- SET EXERCISE -
Rename "legend-swatch" to "legend-marker" in the records below, starting at the line containing "legend-swatch (1797, 321, 1816, 339)" and ending at the line containing "x-tick-label: 150 (732, 683, 765, 705)". Reproduce only those lines, with everything else left unchanged.

- RECORDS -
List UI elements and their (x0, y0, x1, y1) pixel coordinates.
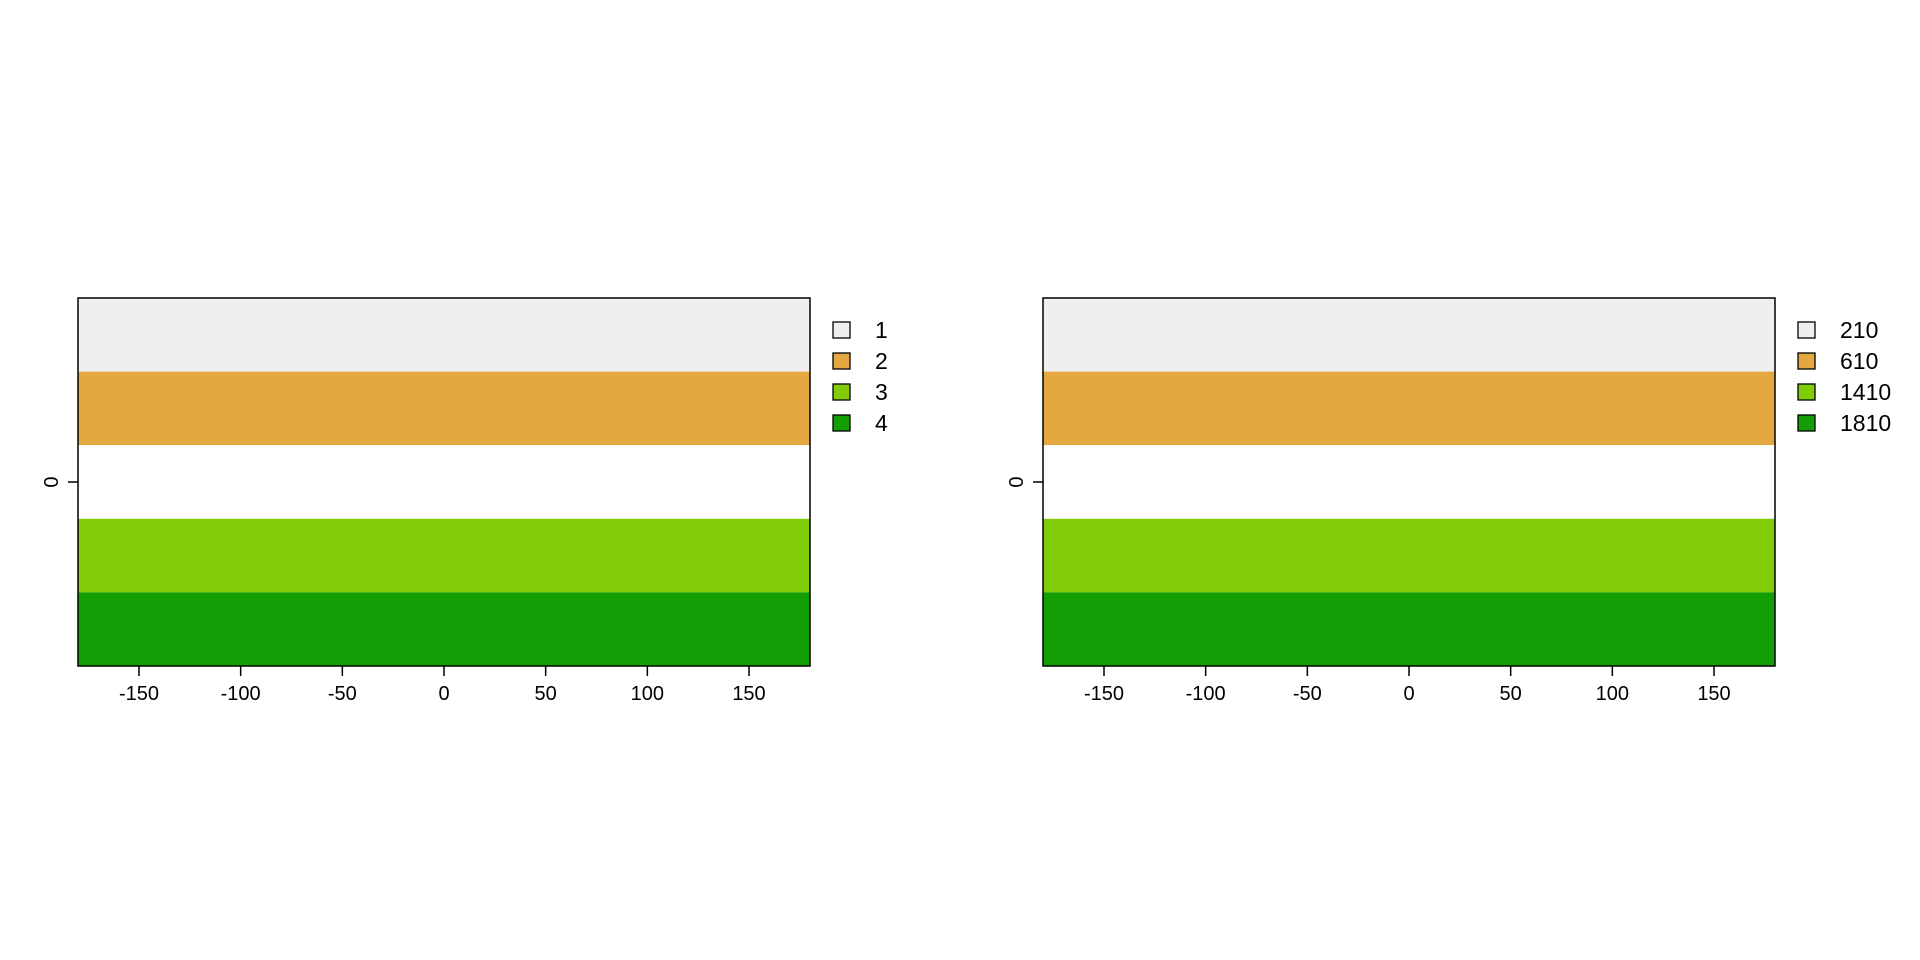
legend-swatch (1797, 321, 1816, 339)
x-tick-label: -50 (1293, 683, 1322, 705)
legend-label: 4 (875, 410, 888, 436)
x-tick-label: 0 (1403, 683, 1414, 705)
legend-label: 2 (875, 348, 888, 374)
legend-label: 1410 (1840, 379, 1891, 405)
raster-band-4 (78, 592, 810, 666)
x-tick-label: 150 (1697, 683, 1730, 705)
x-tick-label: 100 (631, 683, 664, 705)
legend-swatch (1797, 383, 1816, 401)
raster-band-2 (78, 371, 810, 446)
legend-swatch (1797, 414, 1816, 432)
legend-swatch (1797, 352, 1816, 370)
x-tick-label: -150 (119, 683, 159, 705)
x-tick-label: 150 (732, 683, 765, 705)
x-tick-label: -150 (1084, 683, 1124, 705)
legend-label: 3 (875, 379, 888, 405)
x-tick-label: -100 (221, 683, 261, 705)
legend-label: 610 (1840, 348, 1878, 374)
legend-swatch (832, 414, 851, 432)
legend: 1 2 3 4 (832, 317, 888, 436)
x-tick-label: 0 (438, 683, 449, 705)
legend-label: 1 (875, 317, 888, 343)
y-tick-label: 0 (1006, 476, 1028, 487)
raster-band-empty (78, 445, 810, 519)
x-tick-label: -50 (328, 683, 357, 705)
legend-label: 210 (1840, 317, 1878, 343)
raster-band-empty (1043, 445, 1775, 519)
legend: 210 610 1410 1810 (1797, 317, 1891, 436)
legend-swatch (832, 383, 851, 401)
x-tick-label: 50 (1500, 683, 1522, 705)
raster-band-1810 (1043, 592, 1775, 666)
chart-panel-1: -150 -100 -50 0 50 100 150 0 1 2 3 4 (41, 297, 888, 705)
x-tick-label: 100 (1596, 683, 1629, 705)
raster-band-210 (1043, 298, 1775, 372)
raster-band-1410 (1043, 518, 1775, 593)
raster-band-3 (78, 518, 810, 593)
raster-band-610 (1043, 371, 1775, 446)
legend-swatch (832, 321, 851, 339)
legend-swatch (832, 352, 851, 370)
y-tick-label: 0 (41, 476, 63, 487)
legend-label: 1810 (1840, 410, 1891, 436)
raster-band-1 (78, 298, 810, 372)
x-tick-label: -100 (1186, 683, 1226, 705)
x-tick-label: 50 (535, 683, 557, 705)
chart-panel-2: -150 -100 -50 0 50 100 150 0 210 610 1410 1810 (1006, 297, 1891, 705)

...

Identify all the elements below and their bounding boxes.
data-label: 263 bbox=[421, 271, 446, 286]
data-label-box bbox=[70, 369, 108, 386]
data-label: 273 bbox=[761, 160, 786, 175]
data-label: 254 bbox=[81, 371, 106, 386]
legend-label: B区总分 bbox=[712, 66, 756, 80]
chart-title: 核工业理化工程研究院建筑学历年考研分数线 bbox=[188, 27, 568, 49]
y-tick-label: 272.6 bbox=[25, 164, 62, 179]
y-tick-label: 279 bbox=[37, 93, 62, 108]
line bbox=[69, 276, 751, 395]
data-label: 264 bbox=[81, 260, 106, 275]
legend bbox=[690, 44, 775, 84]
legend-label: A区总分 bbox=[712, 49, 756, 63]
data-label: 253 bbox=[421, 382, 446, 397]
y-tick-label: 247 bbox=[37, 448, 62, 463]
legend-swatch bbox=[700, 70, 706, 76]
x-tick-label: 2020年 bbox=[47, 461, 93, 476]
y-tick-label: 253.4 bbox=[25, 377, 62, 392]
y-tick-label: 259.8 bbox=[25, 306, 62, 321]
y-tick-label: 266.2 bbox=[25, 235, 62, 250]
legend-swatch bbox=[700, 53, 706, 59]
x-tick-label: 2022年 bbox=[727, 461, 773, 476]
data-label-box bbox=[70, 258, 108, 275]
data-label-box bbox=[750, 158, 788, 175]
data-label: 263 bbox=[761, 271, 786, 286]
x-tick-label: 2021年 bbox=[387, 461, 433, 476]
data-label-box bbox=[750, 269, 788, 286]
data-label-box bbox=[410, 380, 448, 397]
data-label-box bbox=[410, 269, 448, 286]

- WRITTEN ANSWER -
legend-marker (1797, 321, 1816, 339)
x-tick-label: -50 (1293, 683, 1322, 705)
legend-label: 4 (875, 410, 888, 436)
x-tick-label: 0 (1403, 683, 1414, 705)
legend-label: 2 (875, 348, 888, 374)
legend-label: 1410 (1840, 379, 1891, 405)
raster-band-4 (78, 592, 810, 666)
x-tick-label: 150 (1697, 683, 1730, 705)
x-tick-label: 100 (631, 683, 664, 705)
legend-marker (1797, 383, 1816, 401)
raster-band-2 (78, 371, 810, 446)
legend-marker (1797, 414, 1816, 432)
legend-marker (1797, 352, 1816, 370)
x-tick-label: -150 (119, 683, 159, 705)
x-tick-label: 150 (732, 683, 765, 705)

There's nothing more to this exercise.